* **Work required**: Go through the material and tally the lines containing the string "ylabel". Give the total alone.

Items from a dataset
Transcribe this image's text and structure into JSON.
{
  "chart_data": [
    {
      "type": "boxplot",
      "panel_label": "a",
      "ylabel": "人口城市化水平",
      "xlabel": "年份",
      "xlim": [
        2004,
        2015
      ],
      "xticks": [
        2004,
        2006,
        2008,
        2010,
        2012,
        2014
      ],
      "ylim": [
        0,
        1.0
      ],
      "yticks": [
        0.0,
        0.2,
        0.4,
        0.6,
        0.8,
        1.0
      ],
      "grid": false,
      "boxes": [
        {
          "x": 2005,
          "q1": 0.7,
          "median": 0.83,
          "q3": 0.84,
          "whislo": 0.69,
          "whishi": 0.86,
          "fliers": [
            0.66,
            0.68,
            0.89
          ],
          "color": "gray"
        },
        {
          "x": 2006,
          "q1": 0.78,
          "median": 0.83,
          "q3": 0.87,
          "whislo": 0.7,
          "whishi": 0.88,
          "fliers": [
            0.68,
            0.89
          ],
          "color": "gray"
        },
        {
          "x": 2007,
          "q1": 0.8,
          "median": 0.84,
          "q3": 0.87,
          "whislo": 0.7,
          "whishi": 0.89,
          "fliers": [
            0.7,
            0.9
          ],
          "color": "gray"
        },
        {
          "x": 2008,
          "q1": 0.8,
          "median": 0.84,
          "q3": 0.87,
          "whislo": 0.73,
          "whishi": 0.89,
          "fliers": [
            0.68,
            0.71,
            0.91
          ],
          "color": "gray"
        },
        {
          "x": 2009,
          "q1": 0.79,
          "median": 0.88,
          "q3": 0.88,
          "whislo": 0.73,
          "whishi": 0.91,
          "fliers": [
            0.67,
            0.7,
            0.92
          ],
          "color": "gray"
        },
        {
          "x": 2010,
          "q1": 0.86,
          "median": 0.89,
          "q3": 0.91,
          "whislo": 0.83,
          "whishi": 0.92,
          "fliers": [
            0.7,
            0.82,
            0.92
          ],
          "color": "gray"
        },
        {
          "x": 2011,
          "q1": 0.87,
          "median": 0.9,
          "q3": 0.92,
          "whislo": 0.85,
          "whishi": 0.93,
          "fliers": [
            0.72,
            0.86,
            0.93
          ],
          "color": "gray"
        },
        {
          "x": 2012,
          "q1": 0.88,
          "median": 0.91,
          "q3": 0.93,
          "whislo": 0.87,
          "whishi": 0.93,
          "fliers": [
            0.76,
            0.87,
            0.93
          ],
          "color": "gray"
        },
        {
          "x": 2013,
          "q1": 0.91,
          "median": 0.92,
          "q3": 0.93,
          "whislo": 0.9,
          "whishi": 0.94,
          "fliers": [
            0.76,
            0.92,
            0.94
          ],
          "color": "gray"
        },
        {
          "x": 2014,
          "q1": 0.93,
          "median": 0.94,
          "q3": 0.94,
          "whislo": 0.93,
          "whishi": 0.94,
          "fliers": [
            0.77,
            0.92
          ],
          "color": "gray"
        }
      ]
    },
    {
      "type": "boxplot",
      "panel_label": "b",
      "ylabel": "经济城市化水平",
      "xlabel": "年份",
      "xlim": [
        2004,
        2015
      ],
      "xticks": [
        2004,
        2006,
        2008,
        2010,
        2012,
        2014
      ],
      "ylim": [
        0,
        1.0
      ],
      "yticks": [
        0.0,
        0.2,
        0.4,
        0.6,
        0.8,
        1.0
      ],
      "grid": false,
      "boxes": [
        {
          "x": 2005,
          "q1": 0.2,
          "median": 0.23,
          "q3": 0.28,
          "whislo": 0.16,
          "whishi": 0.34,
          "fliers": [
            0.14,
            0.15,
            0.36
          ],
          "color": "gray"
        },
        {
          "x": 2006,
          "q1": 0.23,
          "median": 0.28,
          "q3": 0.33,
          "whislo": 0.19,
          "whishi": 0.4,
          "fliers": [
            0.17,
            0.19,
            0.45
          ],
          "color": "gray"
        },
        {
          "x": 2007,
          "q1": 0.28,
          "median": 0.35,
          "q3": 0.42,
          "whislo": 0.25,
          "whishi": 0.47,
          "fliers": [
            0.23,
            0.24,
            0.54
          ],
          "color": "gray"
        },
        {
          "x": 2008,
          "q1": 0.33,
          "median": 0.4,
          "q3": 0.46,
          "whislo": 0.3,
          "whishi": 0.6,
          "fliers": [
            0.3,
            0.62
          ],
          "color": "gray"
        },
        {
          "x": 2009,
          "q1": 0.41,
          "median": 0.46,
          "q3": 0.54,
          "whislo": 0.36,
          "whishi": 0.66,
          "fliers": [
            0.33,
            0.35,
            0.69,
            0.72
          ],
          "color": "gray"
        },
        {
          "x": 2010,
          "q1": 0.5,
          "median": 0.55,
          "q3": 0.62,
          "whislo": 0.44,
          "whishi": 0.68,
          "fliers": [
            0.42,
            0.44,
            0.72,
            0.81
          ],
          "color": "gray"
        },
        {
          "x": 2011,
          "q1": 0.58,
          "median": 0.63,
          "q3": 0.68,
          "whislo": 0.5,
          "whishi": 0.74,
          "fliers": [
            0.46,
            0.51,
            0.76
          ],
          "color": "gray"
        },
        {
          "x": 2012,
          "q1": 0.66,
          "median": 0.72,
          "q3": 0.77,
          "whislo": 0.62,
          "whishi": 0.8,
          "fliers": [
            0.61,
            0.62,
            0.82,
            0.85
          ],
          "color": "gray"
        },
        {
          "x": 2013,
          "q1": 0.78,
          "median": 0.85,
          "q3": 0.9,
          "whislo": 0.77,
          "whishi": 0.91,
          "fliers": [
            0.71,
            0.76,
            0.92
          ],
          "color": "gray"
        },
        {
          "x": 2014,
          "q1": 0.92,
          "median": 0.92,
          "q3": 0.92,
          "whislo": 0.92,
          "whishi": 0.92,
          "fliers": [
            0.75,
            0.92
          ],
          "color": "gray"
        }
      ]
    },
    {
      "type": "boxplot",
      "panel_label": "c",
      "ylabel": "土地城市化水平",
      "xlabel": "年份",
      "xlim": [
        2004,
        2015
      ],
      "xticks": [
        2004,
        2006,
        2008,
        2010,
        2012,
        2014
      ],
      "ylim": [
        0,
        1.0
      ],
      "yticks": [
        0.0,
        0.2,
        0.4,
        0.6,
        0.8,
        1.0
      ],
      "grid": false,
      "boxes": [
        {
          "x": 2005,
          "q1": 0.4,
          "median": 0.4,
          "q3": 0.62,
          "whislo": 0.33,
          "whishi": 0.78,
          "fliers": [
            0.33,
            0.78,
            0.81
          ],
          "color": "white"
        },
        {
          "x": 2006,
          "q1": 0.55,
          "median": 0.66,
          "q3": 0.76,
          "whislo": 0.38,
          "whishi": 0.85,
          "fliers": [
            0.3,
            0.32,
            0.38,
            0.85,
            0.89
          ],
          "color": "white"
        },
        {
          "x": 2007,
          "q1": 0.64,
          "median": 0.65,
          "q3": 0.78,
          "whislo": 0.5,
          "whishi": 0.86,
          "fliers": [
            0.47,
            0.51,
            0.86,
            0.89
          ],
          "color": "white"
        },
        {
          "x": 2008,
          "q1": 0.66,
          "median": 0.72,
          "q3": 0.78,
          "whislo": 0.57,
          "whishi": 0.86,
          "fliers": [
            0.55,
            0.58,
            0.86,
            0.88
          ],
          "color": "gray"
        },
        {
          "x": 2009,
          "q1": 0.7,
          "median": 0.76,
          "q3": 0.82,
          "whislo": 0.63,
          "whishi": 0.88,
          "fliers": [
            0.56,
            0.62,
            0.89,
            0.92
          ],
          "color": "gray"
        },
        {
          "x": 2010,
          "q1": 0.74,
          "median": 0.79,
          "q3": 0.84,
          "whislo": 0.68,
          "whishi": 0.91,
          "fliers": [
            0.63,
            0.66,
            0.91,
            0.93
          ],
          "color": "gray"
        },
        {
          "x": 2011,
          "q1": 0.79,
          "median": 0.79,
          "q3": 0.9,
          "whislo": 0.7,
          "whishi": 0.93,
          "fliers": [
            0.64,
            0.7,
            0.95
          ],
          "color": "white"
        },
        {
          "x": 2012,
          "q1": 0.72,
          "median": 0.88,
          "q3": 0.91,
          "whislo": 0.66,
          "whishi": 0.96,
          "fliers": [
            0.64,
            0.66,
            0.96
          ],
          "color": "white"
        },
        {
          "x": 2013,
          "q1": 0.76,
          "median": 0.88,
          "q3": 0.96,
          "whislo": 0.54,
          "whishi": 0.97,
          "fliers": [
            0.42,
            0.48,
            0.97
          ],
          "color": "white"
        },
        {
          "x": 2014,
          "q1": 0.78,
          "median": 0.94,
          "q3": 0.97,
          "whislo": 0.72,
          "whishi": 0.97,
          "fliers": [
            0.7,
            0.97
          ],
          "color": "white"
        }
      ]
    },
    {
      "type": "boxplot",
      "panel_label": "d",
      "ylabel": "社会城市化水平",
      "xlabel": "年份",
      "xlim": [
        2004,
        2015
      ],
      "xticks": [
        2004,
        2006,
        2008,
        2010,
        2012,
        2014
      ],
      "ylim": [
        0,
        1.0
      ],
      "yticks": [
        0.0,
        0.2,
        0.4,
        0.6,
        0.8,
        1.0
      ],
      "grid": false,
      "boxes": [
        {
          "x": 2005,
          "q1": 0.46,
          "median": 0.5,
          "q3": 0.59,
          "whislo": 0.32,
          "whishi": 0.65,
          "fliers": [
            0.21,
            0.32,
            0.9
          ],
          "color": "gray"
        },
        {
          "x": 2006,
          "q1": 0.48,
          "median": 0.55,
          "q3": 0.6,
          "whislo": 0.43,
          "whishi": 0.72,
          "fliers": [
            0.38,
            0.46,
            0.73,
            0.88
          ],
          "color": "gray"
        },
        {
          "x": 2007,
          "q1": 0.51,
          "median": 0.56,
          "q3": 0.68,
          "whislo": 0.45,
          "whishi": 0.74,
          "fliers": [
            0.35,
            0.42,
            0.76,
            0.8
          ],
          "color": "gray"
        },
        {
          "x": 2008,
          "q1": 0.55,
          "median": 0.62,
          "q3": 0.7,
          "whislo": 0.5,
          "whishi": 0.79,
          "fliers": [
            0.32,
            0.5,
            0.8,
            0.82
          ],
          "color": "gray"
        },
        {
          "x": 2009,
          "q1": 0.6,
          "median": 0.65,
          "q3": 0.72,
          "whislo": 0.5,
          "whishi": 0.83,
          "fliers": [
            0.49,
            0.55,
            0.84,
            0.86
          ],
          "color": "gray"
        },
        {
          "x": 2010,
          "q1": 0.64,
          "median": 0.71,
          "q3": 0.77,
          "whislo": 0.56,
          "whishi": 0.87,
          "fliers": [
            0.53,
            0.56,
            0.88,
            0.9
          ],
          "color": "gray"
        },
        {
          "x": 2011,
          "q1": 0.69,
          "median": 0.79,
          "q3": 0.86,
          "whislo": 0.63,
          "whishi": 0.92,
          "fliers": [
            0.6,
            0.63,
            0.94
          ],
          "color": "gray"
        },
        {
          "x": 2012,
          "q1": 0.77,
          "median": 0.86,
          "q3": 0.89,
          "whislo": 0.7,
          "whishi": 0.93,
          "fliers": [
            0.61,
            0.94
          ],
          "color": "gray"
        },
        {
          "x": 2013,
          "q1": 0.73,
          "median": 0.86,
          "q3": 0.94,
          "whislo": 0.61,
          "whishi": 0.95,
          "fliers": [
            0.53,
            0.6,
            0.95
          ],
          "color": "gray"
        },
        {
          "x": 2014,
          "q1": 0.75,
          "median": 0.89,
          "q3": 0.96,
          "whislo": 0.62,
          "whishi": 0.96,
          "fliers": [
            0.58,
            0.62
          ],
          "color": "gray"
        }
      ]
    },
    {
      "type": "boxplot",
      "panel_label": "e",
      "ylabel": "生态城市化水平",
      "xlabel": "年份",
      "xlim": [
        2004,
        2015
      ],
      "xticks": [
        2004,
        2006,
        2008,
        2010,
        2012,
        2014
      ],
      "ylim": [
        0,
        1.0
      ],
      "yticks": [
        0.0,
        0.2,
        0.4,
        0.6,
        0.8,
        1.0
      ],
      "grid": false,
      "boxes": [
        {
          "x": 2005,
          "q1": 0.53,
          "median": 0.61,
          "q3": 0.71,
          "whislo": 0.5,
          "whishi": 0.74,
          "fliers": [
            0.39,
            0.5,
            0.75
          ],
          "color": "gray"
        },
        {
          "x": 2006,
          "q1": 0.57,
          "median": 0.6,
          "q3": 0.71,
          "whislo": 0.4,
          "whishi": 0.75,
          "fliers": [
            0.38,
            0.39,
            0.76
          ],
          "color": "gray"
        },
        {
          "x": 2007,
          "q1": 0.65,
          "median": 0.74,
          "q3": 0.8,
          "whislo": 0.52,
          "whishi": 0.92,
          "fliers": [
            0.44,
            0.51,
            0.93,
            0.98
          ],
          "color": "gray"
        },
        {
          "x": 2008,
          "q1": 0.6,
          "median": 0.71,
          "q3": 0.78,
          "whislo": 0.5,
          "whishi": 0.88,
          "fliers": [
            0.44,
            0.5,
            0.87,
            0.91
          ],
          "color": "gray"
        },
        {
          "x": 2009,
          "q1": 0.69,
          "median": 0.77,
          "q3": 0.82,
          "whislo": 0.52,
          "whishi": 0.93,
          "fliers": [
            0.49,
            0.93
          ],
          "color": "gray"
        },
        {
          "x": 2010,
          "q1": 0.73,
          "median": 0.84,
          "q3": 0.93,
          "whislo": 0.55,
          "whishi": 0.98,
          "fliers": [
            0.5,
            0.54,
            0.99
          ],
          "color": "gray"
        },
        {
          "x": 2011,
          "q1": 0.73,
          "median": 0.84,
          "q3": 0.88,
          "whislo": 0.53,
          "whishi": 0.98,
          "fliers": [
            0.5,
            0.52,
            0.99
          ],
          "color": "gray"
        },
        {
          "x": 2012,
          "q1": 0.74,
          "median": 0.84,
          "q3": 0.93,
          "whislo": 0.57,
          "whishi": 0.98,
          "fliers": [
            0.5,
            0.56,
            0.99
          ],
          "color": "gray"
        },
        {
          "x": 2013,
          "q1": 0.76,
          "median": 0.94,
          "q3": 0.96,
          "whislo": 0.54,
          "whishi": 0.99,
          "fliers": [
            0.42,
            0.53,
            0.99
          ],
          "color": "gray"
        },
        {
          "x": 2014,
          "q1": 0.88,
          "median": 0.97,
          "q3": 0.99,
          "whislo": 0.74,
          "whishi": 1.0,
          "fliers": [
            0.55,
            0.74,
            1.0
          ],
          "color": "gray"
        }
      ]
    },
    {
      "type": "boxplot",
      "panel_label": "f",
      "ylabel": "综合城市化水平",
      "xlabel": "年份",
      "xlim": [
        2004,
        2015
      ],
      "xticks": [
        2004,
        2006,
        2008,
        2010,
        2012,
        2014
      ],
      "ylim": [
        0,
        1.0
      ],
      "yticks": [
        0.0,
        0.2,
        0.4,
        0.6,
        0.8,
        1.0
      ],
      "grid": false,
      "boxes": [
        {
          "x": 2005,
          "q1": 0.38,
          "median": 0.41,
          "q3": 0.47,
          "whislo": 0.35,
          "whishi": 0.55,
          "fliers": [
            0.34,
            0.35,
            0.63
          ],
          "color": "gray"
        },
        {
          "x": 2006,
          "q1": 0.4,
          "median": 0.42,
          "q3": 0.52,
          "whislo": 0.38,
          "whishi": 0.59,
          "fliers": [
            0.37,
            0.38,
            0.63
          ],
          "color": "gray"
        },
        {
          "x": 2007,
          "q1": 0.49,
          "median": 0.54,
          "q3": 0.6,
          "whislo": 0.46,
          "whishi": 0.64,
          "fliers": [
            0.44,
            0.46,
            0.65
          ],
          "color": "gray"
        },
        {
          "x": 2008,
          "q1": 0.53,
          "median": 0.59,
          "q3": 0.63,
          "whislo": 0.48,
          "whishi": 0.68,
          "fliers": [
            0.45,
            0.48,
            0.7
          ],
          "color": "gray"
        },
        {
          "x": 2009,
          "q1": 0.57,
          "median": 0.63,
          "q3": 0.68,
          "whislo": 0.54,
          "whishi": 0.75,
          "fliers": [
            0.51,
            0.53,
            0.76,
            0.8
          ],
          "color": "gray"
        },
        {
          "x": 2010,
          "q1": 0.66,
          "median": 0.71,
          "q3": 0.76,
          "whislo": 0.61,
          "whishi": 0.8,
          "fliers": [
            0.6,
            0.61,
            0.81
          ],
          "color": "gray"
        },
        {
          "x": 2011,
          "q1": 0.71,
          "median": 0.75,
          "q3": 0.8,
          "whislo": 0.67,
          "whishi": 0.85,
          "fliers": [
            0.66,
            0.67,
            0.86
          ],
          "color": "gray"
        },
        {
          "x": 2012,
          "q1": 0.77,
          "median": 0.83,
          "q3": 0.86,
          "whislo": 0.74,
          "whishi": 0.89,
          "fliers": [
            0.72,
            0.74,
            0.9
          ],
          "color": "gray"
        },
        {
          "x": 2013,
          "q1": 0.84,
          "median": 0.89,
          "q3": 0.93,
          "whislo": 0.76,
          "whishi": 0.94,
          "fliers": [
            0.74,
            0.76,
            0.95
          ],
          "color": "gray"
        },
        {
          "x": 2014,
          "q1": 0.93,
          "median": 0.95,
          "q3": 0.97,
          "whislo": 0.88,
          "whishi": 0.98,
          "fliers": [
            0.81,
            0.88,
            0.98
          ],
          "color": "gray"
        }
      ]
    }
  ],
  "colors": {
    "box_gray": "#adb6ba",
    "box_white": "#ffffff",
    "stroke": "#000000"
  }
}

* **Written response**: 6